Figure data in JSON
# # #

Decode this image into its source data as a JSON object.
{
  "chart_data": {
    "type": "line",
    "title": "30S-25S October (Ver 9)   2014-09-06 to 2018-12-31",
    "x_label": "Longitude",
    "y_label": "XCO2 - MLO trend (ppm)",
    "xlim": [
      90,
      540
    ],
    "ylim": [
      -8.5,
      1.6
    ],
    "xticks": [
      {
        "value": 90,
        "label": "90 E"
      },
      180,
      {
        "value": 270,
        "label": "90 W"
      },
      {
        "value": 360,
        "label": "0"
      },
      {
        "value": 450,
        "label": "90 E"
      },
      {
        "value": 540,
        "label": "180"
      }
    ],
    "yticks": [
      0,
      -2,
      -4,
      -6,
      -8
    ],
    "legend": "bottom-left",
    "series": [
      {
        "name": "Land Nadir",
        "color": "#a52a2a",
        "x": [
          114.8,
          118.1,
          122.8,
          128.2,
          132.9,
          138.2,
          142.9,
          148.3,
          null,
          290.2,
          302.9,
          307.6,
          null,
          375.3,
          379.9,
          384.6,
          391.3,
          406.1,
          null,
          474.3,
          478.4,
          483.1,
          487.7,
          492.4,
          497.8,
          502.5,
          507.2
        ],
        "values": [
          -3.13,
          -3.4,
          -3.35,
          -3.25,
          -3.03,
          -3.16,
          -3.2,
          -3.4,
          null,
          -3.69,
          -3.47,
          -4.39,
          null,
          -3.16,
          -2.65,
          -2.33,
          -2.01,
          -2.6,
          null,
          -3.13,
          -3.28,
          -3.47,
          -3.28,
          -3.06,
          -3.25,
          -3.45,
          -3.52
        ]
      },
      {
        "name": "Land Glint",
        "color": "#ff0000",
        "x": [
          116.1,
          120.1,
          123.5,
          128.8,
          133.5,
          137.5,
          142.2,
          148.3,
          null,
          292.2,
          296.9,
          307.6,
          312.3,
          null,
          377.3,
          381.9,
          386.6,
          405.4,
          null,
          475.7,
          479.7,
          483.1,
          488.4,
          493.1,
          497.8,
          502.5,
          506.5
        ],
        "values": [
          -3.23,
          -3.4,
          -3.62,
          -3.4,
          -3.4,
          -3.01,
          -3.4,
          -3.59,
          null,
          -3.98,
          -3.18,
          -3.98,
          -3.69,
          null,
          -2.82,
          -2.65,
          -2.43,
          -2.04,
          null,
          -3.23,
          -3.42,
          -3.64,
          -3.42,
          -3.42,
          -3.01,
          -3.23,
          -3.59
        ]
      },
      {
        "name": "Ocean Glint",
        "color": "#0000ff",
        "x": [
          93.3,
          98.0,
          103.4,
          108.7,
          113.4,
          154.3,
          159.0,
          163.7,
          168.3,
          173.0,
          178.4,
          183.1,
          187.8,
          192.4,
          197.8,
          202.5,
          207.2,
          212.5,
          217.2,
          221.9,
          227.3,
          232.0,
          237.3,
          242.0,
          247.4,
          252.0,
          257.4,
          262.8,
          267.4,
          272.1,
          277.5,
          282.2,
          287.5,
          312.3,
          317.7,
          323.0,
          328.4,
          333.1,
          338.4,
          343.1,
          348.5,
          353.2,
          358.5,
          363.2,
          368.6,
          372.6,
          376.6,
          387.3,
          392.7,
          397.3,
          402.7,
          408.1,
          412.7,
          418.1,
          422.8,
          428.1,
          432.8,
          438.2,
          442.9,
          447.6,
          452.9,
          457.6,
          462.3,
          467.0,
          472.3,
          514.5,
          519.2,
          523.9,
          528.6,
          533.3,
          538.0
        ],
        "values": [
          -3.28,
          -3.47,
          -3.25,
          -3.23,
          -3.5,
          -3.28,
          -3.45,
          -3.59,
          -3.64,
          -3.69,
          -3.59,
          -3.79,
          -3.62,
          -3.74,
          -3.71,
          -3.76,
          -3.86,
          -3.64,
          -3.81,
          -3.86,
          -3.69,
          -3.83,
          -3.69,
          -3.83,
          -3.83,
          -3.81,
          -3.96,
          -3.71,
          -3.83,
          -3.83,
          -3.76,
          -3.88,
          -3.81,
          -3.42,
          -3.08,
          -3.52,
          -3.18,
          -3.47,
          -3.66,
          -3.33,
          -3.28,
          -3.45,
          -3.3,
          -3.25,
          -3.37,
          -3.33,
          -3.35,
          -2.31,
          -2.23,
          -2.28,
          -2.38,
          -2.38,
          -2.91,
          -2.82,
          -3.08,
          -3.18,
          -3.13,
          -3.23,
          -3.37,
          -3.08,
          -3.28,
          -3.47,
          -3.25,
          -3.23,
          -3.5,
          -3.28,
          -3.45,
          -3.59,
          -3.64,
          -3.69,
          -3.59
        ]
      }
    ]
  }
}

# # #

Directions>
Reproduce the records above exactly.

Full answer>
Decode this image into its source data as a JSON object.
{
  "chart_data": {
    "type": "line",
    "title": "30S-25S October (Ver 9)   2014-09-06 to 2018-12-31",
    "x_label": "Longitude",
    "y_label": "XCO2 - MLO trend (ppm)",
    "xlim": [
      90,
      540
    ],
    "ylim": [
      -8.5,
      1.6
    ],
    "xticks": [
      {
        "value": 90,
        "label": "90 E"
      },
      180,
      {
        "value": 270,
        "label": "90 W"
      },
      {
        "value": 360,
        "label": "0"
      },
      {
        "value": 450,
        "label": "90 E"
      },
      {
        "value": 540,
        "label": "180"
      }
    ],
    "yticks": [
      0,
      -2,
      -4,
      -6,
      -8
    ],
    "legend": "bottom-left",
    "series": [
      {
        "name": "Land Nadir",
        "color": "#a52a2a",
        "x": [
          114.8,
          118.1,
          122.8,
          128.2,
          132.9,
          138.2,
          142.9,
          148.3,
          null,
          290.2,
          302.9,
          307.6,
          null,
          375.3,
          379.9,
          384.6,
          391.3,
          406.1,
          null,
          474.3,
          478.4,
          483.1,
          487.7,
          492.4,
          497.8,
          502.5,
          507.2
        ],
        "values": [
          -3.13,
          -3.4,
          -3.35,
          -3.25,
          -3.03,
          -3.16,
          -3.2,
          -3.4,
          null,
          -3.69,
          -3.47,
          -4.39,
          null,
          -3.16,
          -2.65,
          -2.33,
          -2.01,
          -2.6,
          null,
          -3.13,
          -3.28,
          -3.47,
          -3.28,
          -3.06,
          -3.25,
          -3.45,
          -3.52
        ]
      },
      {
        "name": "Land Glint",
        "color": "#ff0000",
        "x": [
          116.1,
          120.1,
          123.5,
          128.8,
          133.5,
          137.5,
          142.2,
          148.3,
          null,
          292.2,
          296.9,
          307.6,
          312.3,
          null,
          377.3,
          381.9,
          386.6,
          405.4,
          null,
          475.7,
          479.7,
          483.1,
          488.4,
          493.1,
          497.8,
          502.5,
          506.5
        ],
        "values": [
          -3.23,
          -3.4,
          -3.62,
          -3.4,
          -3.4,
          -3.01,
          -3.4,
          -3.59,
          null,
          -3.98,
          -3.18,
          -3.98,
          -3.69,
          null,
          -2.82,
          -2.65,
          -2.43,
          -2.04,
          null,
          -3.23,
          -3.42,
          -3.64,
          -3.42,
          -3.42,
          -3.01,
          -3.23,
          -3.59
        ]
      },
      {
        "name": "Ocean Glint",
        "color": "#0000ff",
        "x": [
          93.3,
          98.0,
          103.4,
          108.7,
          113.4,
          154.3,
          159.0,
          163.7,
          168.3,
          173.0,
          178.4,
          183.1,
          187.8,
          192.4,
          197.8,
          202.5,
          207.2,
          212.5,
          217.2,
          221.9,
          227.3,
          232.0,
          237.3,
          242.0,
          247.4,
          252.0,
          257.4,
          262.8,
          267.4,
          272.1,
          277.5,
          282.2,
          287.5,
          312.3,
          317.7,
          323.0,
          328.4,
          333.1,
          338.4,
          343.1,
          348.5,
          353.2,
          358.5,
          363.2,
          368.6,
          372.6,
          376.6,
          387.3,
          392.7,
          397.3,
          402.7,
          408.1,
          412.7,
          418.1,
          422.8,
          428.1,
          432.8,
          438.2,
          442.9,
          447.6,
          452.9,
          457.6,
          462.3,
          467.0,
          472.3,
          514.5,
          519.2,
          523.9,
          528.6,
          533.3,
          538.0
        ],
        "values": [
          -3.28,
          -3.47,
          -3.25,
          -3.23,
          -3.5,
          -3.28,
          -3.45,
          -3.59,
          -3.64,
          -3.69,
          -3.59,
          -3.79,
          -3.62,
          -3.74,
          -3.71,
          -3.76,
          -3.86,
          -3.64,
          -3.81,
          -3.86,
          -3.69,
          -3.83,
          -3.69,
          -3.83,
          -3.83,
          -3.81,
          -3.96,
          -3.71,
          -3.83,
          -3.83,
          -3.76,
          -3.88,
          -3.81,
          -3.42,
          -3.08,
          -3.52,
          -3.18,
          -3.47,
          -3.66,
          -3.33,
          -3.28,
          -3.45,
          -3.3,
          -3.25,
          -3.37,
          -3.33,
          -3.35,
          -2.31,
          -2.23,
          -2.28,
          -2.38,
          -2.38,
          -2.91,
          -2.82,
          -3.08,
          -3.18,
          -3.13,
          -3.23,
          -3.37,
          -3.08,
          -3.28,
          -3.47,
          -3.25,
          -3.23,
          -3.5,
          -3.28,
          -3.45,
          -3.59,
          -3.64,
          -3.69,
          -3.59
        ]
      }
    ]
  }
}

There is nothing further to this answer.